## SHORT PROBLEM
In the data below, find every line with the string "screenshot" and pull it out.

-- start of MATERIAL FOR THIS TASK --

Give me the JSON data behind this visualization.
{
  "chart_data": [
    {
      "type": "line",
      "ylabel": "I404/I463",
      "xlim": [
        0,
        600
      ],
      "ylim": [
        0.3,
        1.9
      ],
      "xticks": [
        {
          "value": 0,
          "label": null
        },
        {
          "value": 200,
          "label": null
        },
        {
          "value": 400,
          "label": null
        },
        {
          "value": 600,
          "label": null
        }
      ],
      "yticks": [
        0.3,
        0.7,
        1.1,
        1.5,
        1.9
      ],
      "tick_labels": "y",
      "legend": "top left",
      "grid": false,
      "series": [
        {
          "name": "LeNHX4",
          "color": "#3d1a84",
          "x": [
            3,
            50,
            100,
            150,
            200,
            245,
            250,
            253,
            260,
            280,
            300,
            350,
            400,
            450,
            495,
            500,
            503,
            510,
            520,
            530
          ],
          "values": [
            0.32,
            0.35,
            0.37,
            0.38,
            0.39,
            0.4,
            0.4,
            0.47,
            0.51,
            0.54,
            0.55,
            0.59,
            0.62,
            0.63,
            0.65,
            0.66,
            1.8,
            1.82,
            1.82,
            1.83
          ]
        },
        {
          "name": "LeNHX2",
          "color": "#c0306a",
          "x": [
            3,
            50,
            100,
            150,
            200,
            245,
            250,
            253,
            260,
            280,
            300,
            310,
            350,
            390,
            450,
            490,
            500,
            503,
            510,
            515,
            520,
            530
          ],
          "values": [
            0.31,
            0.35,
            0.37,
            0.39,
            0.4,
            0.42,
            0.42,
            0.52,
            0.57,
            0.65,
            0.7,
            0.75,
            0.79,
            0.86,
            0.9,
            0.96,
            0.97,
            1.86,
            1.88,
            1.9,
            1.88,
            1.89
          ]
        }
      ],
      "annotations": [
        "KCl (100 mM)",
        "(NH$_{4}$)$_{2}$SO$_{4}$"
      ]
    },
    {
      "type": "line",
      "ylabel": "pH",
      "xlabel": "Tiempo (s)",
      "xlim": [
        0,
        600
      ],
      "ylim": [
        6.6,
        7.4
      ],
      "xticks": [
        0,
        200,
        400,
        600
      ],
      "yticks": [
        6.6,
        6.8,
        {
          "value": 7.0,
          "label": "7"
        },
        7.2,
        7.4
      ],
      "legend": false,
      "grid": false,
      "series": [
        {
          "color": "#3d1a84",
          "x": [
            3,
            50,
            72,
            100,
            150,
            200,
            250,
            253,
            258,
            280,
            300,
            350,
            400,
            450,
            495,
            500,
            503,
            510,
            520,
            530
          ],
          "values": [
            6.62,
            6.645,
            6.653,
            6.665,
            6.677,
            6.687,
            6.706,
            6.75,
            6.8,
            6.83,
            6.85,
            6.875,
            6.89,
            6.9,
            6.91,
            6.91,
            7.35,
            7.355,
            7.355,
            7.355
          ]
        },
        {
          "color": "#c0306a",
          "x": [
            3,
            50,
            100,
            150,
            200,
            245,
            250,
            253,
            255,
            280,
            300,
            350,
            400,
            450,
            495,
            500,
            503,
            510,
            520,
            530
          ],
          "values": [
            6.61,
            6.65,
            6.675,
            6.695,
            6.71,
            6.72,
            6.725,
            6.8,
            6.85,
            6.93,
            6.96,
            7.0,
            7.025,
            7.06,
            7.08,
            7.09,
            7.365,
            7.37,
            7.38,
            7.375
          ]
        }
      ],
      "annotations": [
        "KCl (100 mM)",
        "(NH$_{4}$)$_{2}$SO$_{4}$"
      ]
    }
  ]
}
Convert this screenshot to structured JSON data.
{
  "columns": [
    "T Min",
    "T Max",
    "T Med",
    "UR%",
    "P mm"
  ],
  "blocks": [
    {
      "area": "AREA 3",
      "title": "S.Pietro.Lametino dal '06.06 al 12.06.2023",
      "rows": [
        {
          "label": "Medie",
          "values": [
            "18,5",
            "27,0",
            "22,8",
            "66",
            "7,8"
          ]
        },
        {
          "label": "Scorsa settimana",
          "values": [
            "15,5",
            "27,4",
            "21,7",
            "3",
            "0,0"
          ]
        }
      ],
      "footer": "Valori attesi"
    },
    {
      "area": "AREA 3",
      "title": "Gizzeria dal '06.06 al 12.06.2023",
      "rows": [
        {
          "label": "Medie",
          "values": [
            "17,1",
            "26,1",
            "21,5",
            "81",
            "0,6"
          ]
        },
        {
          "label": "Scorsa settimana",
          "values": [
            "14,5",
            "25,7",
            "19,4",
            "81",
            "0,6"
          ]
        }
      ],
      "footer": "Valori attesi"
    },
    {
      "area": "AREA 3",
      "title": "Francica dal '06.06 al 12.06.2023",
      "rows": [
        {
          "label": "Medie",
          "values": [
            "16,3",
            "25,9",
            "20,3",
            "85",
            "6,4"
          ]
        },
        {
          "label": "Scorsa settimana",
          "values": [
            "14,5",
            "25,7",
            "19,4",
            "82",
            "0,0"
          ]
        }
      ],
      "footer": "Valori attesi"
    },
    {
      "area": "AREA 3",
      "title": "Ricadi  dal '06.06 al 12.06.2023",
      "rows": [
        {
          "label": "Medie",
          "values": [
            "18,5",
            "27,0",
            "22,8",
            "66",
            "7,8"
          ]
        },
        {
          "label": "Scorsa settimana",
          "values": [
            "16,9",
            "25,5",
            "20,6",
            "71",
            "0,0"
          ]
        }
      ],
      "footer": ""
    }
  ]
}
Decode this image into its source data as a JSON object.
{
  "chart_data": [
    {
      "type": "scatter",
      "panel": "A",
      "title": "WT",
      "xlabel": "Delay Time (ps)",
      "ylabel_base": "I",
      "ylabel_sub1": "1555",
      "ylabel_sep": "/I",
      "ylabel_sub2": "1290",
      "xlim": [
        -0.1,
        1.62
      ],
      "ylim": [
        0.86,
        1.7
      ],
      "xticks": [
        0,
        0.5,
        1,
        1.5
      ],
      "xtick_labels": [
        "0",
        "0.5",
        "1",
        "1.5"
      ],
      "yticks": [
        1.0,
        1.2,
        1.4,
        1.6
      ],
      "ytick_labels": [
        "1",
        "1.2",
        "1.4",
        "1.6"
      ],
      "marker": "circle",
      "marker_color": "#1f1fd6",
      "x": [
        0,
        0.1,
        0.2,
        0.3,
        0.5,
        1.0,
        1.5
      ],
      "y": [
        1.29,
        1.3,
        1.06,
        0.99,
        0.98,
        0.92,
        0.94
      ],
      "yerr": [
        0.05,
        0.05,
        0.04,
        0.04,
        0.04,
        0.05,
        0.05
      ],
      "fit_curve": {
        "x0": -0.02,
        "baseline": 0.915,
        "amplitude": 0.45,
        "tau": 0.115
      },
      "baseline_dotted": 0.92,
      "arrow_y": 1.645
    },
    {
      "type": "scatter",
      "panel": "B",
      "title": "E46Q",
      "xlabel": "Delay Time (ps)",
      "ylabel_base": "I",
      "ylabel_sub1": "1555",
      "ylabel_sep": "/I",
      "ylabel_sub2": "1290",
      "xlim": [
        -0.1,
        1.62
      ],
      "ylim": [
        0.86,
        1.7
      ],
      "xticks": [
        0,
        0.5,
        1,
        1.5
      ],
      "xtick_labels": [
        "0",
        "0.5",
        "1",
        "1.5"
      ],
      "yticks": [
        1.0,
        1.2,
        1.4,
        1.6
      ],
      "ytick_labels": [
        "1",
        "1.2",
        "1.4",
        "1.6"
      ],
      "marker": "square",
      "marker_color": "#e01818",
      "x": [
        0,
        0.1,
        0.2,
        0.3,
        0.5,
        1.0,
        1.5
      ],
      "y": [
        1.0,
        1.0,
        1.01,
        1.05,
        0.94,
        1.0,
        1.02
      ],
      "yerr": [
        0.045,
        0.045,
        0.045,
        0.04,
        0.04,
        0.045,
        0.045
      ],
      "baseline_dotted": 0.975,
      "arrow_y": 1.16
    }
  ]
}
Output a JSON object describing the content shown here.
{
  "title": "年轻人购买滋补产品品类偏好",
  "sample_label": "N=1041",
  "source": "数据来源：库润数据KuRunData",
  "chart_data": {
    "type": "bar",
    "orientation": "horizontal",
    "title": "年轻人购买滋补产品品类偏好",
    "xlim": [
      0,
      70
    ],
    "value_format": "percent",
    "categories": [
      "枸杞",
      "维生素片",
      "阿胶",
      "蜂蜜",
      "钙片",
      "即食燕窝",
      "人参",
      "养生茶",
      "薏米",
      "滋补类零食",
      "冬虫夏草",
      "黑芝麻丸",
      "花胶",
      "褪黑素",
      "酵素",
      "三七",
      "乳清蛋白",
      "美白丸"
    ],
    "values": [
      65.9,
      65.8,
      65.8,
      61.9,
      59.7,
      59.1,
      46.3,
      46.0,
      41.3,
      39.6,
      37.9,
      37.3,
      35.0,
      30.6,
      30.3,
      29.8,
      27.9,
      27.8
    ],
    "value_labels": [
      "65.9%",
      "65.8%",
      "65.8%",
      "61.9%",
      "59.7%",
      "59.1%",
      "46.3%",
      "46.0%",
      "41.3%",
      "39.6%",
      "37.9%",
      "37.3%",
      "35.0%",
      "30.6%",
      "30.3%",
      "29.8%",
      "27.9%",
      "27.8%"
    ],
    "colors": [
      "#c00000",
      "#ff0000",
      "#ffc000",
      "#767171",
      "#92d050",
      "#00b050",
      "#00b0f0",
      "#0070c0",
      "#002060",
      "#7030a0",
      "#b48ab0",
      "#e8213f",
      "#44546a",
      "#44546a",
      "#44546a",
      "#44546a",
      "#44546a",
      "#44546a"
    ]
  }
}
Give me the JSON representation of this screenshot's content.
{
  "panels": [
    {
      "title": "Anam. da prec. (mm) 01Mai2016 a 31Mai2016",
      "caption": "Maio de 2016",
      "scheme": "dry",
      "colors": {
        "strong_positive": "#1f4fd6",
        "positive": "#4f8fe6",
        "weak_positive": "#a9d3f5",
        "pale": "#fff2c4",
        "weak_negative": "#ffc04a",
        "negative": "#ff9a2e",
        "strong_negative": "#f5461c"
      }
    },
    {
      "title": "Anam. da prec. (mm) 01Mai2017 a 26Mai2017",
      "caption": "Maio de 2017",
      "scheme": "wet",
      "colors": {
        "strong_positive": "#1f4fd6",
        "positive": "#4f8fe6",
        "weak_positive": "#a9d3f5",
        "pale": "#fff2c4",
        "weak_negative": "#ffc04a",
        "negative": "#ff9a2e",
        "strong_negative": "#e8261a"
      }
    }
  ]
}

-- end of MATERIAL FOR THIS TASK --

## EXERCISE SOLUTION
Convert this screenshot to structured JSON data.
Give me the JSON representation of this screenshot's content.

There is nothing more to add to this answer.